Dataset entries
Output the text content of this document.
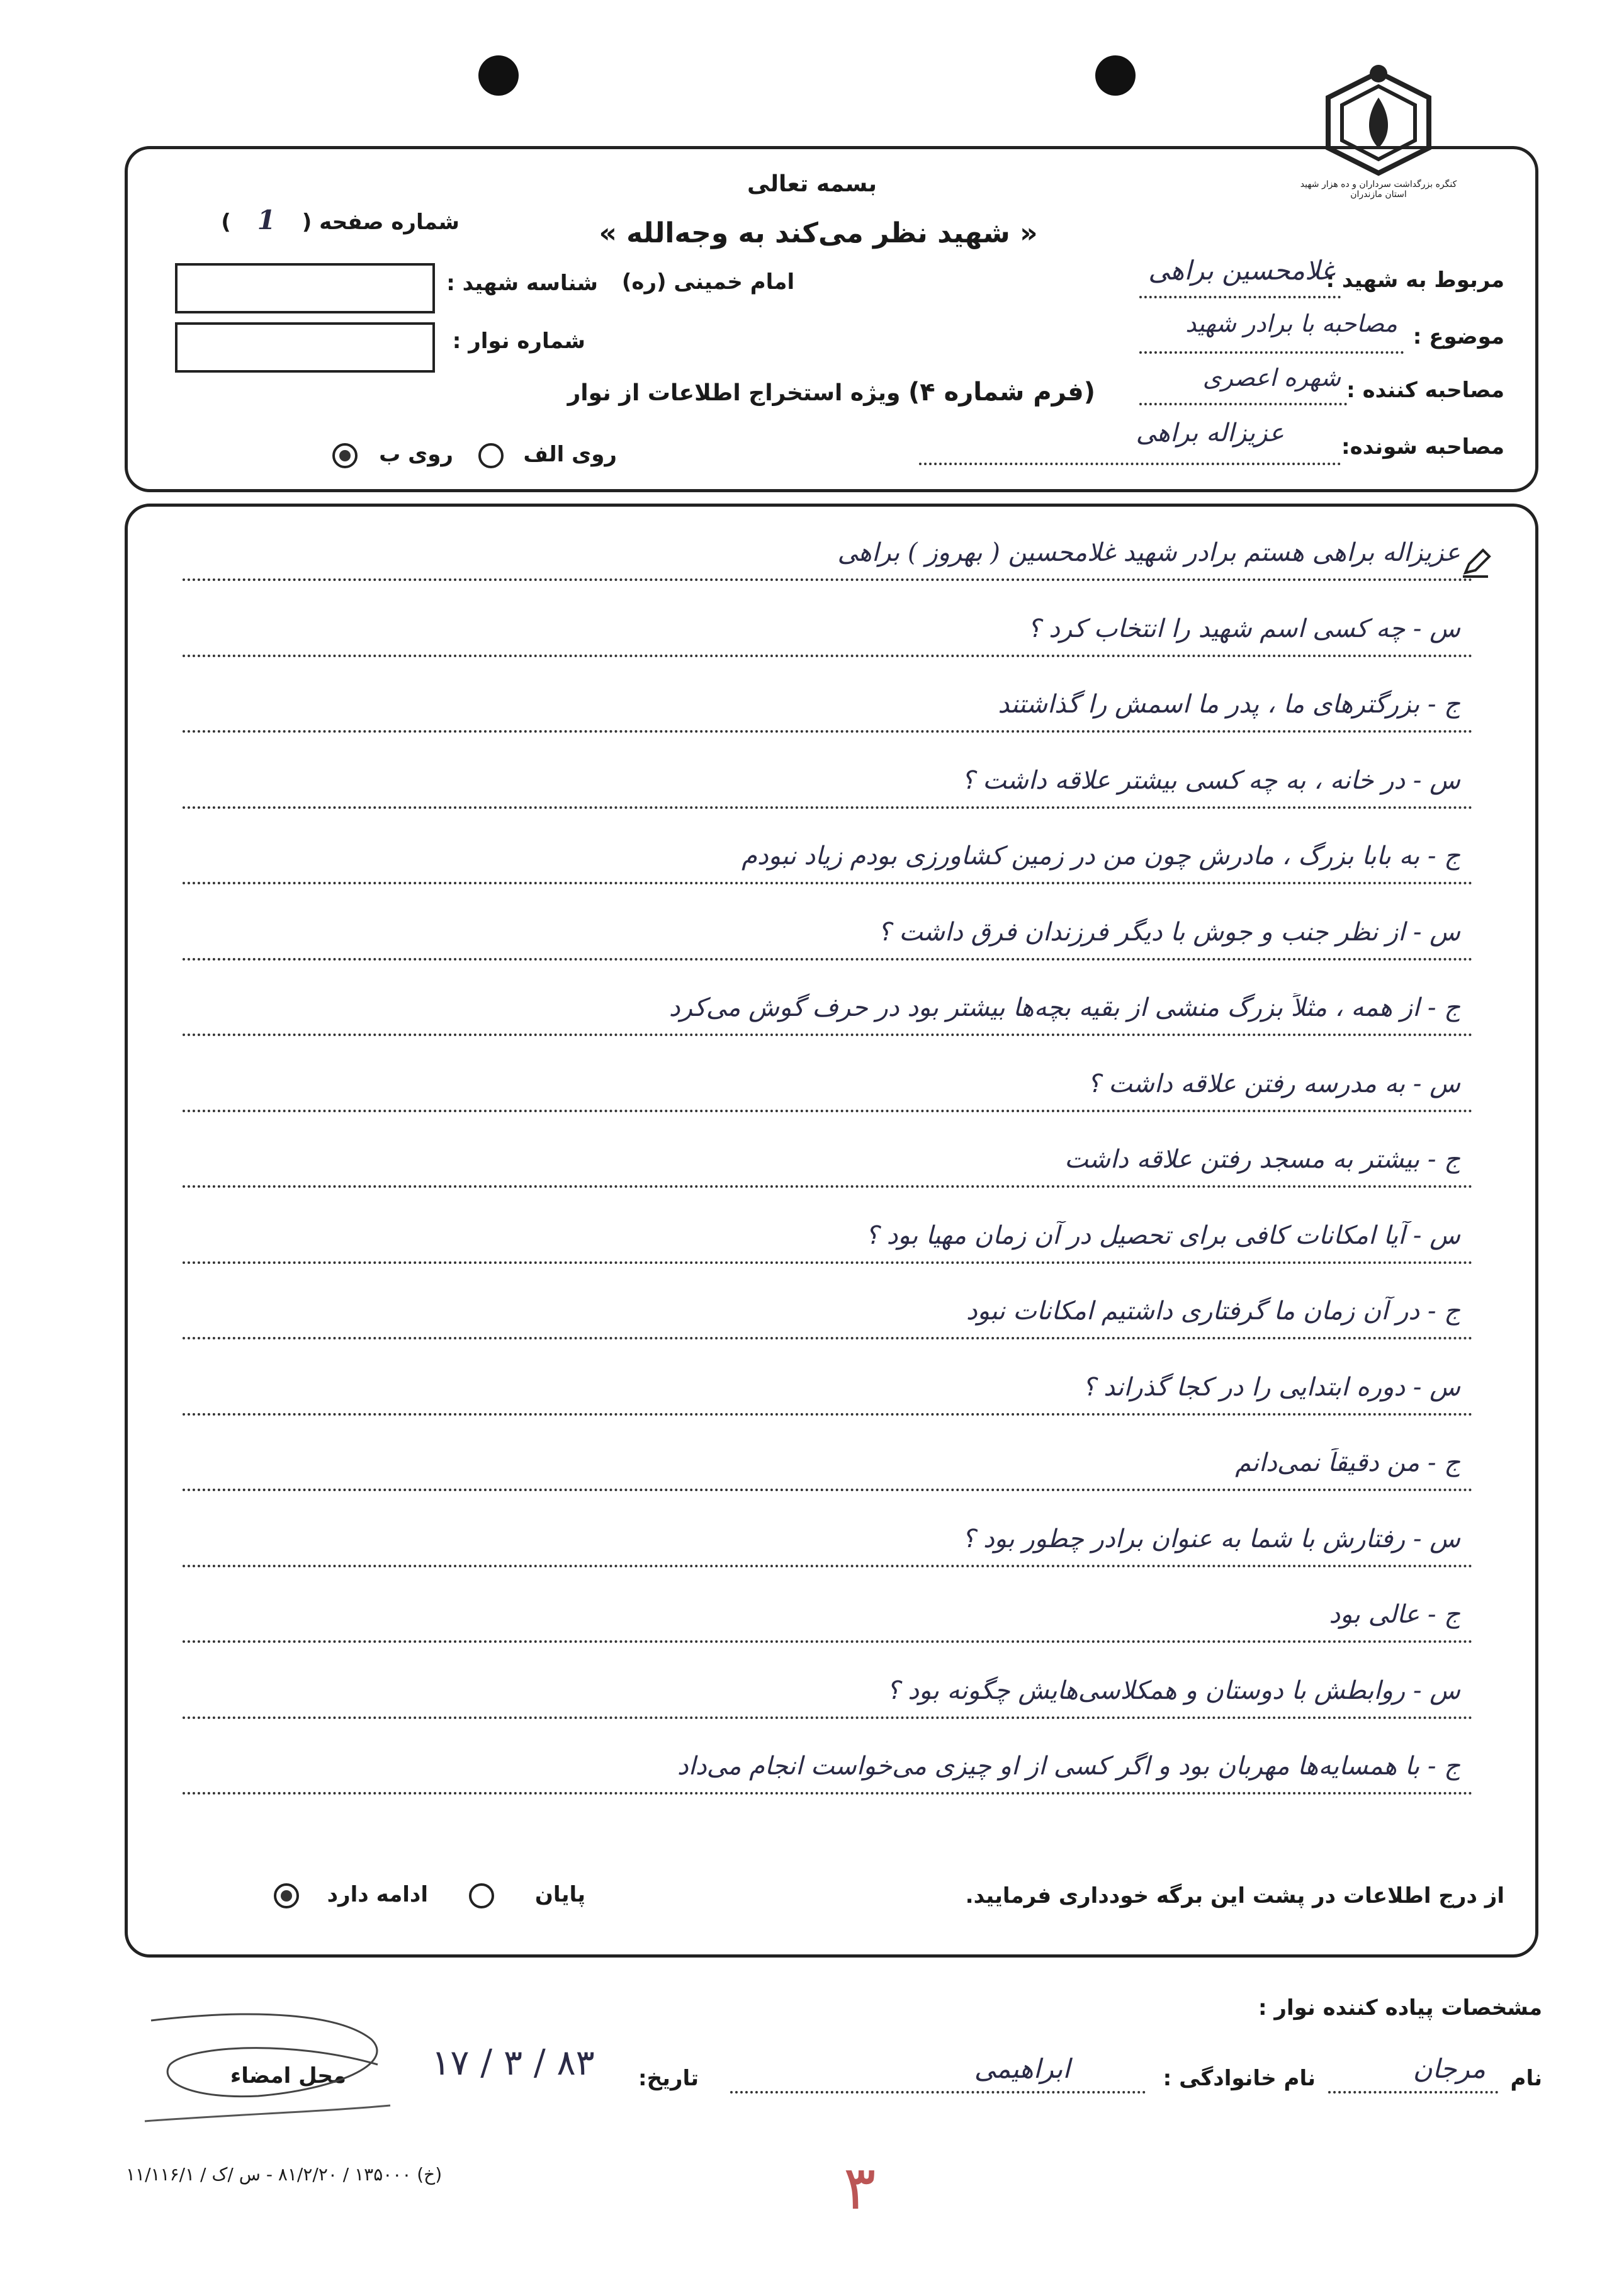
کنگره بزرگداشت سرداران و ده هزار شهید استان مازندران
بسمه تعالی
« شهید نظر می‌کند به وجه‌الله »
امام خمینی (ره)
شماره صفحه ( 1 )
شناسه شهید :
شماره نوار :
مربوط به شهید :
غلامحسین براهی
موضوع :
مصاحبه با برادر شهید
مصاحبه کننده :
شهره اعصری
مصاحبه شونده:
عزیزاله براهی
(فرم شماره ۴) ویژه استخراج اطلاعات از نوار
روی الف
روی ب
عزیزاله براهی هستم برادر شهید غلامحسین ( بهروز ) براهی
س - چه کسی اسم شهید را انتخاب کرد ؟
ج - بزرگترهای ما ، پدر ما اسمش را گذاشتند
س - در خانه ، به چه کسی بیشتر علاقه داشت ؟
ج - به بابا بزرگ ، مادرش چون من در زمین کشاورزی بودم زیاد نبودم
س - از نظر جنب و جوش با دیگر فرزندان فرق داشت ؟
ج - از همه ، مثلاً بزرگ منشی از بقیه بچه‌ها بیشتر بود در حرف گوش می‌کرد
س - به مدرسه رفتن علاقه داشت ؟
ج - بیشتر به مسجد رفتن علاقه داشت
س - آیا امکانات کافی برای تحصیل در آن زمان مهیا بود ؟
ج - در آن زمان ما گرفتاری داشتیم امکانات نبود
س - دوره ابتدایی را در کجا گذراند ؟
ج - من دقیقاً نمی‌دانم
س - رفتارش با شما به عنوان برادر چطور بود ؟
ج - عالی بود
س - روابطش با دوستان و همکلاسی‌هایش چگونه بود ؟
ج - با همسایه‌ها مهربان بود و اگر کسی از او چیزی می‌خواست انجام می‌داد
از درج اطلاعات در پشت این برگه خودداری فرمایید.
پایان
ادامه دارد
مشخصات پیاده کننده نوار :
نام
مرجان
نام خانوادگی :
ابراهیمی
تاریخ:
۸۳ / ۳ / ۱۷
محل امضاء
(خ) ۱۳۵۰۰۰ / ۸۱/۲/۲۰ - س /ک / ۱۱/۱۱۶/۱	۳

...

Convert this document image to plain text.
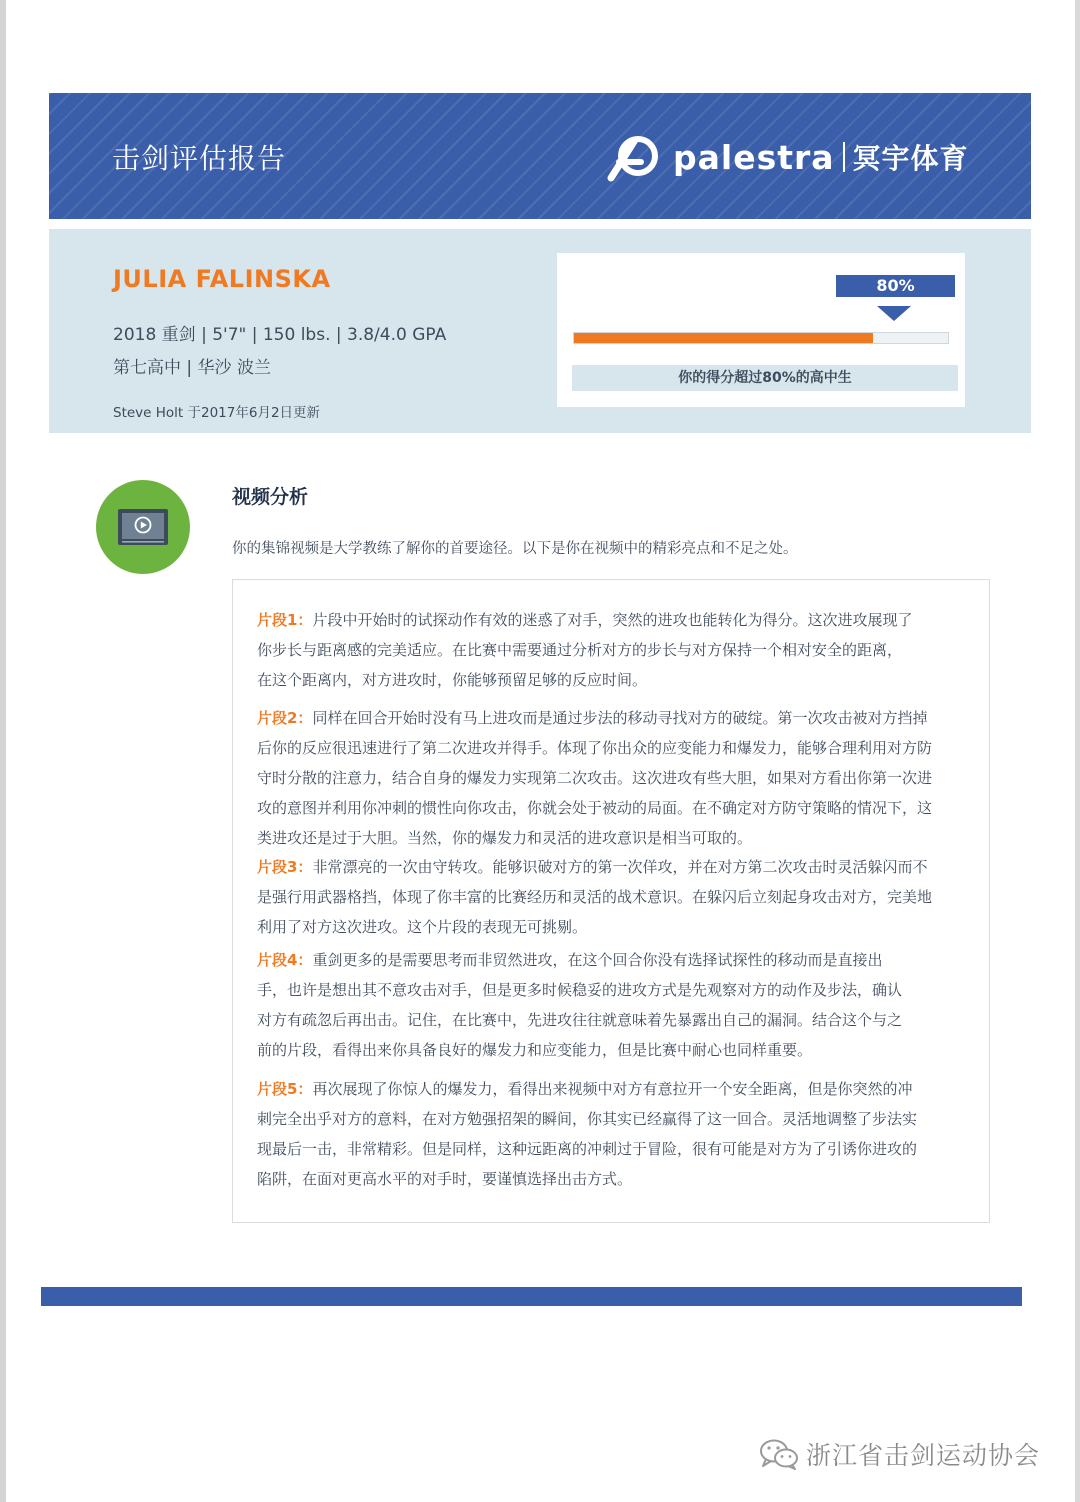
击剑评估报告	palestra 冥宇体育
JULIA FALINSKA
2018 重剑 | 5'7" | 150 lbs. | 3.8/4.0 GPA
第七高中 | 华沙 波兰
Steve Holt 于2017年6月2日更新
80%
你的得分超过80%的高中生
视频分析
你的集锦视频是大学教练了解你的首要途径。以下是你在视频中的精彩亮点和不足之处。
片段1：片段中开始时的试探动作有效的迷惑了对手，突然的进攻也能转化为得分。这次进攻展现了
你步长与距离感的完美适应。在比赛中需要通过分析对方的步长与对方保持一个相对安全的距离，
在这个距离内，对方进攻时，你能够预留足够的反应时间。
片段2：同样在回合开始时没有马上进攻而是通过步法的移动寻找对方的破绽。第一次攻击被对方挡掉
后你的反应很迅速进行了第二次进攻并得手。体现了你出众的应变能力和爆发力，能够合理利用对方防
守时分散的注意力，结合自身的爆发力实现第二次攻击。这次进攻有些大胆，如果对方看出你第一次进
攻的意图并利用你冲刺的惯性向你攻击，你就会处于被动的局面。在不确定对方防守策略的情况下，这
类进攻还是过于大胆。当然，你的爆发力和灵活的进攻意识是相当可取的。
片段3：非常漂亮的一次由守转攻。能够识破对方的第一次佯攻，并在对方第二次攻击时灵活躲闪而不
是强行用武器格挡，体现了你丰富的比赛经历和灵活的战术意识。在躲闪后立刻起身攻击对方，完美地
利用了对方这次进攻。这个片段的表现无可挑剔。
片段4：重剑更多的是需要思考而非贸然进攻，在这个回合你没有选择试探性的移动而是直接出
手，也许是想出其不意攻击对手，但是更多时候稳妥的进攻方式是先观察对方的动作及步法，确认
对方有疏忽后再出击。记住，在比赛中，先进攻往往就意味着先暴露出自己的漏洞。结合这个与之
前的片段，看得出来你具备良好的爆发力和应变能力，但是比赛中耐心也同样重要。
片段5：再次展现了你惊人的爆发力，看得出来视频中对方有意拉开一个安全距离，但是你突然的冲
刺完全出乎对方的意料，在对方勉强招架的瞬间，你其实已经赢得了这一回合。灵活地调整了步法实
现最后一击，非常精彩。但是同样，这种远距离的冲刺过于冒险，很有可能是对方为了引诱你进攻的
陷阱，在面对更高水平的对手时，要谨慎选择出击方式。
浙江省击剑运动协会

- WHAT THE TASK ASKS
Find the lines above that contain the word "برادر" and collect them.

- REPLY TO THE TASK
مصاحبه با برادر شهید
عزیزاله براهی هستم برادر شهید غلامحسین ( بهروز ) براهی
س - رفتارش با شما به عنوان برادر چطور بود ؟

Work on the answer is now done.